Okuma Parçası
Sessizlik mi, barış mı?
Bitti… 12 Mayıs 2025’te en çok kullanılan kelime bu olabilir. Şüphesiz istatistiki bir bilgi değil. Hissiyat diyelim. Milyonlarca insanın farklı duygularla girdiği keskin bir kavşak PKK’nin kongre sonuçlarını açıklamasıyla dönülmüş oldu. “Taraftarlar” denilebilecek kesimler için hala benzer bir soru gündemde; Neden şimdi? Cevaplanması artık pek zor değil. Ancak sonucun gerçek bir barış mı yoksa sessizlik mi olduğunun ayırt edilmesine ihtiyaç var.
Tarih bize her sessizliğin barış olmadığını acı deneyimlerle göstermiştir. Roma İmparatorluğu yüzyıllar süren ‘Pax Romana’ dönemini gururla anlatırdı ama bu sessizlik, halkların susturulmasıyla, itirazların bastırılmasıyla sağlanmıştı. Yani kılıç kınındaydı belki ama adalet yerinde değildi.
Yine Kuzey İrlanda’da 1998’de imzalanan Good Friday Anlaşması sonrası silahlar susmuştu. IRA çekildi. Fakat toplumda gerçek bir güven, bir arada yaşama arzusu kolay kolay oluşmadı. Duvarlar sadece şehirleri değil, zihinleri de ikiye bölmüştü.
Şimdi Türkiye’de benzer bir kuşku ile yol alınıyor. Şiddetin durması, belki yeniden konuşmanın kapısını aralayabilir. Alelade konuşmanın ötesine geçip, eşitliği, hakikati ve güveni konuşmadıkça, bu sadece bir sessizlik olur. Geçici, kırılgan ve hep tetikte bir sessizlik.

Kayıtlar

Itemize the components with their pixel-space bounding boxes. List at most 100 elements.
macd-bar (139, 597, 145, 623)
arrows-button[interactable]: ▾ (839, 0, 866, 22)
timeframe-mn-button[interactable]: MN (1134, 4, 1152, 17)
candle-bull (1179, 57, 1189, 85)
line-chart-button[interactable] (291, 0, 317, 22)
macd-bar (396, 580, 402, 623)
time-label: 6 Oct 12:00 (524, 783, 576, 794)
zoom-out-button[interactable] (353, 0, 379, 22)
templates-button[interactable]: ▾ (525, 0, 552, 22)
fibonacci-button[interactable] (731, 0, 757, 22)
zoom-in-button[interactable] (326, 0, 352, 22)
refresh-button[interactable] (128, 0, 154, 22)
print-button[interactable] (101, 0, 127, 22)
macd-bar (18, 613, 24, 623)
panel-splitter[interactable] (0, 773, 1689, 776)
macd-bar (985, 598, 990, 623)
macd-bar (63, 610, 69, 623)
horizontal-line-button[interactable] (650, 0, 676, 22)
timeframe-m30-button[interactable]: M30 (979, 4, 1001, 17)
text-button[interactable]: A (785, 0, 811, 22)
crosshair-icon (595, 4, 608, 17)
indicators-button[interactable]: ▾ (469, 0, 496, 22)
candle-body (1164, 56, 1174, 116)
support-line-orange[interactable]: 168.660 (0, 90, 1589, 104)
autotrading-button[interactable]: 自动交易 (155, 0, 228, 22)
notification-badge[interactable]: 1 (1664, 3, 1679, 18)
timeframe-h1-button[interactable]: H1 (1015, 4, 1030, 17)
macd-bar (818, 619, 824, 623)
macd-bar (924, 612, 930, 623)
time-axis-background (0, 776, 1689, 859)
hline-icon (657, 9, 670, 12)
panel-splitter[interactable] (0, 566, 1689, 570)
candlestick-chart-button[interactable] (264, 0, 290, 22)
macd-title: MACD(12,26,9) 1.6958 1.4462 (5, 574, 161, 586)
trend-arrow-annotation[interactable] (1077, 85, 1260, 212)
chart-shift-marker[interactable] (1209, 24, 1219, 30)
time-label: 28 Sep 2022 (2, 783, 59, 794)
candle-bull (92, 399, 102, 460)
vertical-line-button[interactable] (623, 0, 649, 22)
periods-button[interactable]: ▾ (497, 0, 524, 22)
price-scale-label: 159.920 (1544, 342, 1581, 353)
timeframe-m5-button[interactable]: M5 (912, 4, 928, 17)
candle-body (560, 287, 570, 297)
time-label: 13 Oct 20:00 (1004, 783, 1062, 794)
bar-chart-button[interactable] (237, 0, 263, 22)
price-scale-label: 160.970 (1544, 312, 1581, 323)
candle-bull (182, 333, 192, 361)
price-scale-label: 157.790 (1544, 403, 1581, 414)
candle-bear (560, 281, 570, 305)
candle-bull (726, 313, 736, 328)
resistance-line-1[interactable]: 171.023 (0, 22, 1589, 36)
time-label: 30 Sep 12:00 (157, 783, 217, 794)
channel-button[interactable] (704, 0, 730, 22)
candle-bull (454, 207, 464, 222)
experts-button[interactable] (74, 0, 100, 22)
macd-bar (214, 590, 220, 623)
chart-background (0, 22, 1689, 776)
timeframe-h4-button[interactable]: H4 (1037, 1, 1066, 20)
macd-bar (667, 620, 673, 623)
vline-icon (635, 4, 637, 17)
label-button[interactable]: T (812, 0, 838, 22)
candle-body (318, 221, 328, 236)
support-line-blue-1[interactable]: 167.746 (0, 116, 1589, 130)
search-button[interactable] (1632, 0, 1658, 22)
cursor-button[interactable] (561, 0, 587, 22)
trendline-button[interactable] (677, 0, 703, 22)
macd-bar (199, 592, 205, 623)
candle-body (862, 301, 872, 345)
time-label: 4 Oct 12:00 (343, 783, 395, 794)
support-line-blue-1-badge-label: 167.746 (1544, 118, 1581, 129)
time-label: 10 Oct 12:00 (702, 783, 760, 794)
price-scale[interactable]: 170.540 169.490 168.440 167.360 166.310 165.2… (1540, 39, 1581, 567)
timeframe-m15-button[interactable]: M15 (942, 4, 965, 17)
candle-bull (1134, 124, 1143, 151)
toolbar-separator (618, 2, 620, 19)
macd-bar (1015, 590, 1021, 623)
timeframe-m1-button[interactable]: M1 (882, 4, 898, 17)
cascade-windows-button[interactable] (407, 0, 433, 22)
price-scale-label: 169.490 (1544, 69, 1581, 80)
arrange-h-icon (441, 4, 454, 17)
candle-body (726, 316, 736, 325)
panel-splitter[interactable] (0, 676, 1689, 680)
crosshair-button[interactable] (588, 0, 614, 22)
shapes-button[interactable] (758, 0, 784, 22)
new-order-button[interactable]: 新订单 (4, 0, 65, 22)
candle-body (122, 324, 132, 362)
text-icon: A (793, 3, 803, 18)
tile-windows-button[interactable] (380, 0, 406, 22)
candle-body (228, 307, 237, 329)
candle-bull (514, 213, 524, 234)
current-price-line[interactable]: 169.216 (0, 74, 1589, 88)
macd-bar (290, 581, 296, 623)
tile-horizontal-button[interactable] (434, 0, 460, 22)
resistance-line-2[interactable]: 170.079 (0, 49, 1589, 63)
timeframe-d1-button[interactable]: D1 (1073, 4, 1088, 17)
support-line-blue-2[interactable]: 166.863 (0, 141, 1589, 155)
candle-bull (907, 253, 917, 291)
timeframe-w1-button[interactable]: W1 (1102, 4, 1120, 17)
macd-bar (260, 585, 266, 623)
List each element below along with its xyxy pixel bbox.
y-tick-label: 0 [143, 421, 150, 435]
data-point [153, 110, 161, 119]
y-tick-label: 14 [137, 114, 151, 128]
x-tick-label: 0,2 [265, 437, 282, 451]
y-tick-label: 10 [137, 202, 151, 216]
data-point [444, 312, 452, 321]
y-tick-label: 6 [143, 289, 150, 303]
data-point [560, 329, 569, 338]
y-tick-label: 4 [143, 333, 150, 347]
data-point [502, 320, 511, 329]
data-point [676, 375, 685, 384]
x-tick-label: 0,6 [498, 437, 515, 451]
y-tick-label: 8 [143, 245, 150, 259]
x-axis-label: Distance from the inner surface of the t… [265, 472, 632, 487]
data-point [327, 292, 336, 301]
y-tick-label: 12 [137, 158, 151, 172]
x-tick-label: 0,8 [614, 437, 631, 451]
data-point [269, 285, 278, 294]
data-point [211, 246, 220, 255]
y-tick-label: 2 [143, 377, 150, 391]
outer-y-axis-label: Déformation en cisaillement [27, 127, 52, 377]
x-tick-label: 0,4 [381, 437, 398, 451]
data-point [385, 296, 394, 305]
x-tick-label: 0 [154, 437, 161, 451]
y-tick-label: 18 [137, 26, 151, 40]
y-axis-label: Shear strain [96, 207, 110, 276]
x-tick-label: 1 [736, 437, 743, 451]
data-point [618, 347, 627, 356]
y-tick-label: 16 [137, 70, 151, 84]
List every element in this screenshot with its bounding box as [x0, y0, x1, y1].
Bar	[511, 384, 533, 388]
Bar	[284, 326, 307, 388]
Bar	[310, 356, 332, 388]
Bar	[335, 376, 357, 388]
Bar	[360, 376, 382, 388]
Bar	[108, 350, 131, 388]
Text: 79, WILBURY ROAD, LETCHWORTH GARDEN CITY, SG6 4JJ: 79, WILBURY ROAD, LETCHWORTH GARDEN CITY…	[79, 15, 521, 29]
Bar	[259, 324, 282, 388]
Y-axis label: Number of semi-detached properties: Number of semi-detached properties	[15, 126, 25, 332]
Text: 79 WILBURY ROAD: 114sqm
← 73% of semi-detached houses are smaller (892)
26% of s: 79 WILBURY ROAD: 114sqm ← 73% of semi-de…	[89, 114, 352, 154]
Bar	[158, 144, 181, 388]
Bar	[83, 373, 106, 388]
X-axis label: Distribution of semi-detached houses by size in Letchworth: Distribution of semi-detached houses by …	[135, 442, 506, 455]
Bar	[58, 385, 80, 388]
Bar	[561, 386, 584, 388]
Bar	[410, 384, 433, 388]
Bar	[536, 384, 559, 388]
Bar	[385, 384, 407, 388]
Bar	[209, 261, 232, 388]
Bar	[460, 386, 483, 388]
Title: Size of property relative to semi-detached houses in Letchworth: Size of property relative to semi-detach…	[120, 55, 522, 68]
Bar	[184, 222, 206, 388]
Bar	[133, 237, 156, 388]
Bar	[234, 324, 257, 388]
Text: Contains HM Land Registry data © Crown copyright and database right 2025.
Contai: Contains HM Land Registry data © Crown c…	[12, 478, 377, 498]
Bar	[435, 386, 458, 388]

Verilen Görev 1
Barış ile sessizlik üzerine yazıya göre Kuzey İrlanda'da 1998'de imzalanan anlaşmanın adı nedir?
Verilen Görev 2
Barış ile sessizlik üzerine yazıyı kaldığı yerden sürdürün.
Öğeler başka bir kaynaktan alınmıştır.

Nihai Sonuç 1
Good Friday Anlaşması

Nihai Sonuç 2
1993’ten 2025’e kaçırılmış fırsatlar
Demirel’in “Kürt realitesini tanıyoruz” ifadesiyle başlayan ve 1993’lere uzanan dönem, Turgut Özal’ın Kürt meselesinin çözümü konusundaki tutumu ile somutlaşmıştı. 17 Mart 1993 yılında yapılan tek taraflı ateşkes çağrısının epik görüntü hepimizin hafızasındadır. Ateşkes ilanına karşı karanlık bir dönemi başlamış ve Turgut Özal’ın ölümüyle sonuçlanmıştı. Doksanların ölüm kokan sokakları faili meçhul cinayetlerle anılır olmuştu. Savaş tırmanmış, olay daha da karmaşık hale gelmişti.
Kaçırılan barış için 1993 sonrası örnekleri çoğaltmak mümkün. 1999 yılında İmralı takvimi başladığında PKK tek taraflı ateşkes ilan etti ve sınır dışına çekildi. Devlet, bu sürece karşılık vermedi. Diyalog yerine “zafer” duygusu öne çıktı, çözüm ihtimali heba edildi.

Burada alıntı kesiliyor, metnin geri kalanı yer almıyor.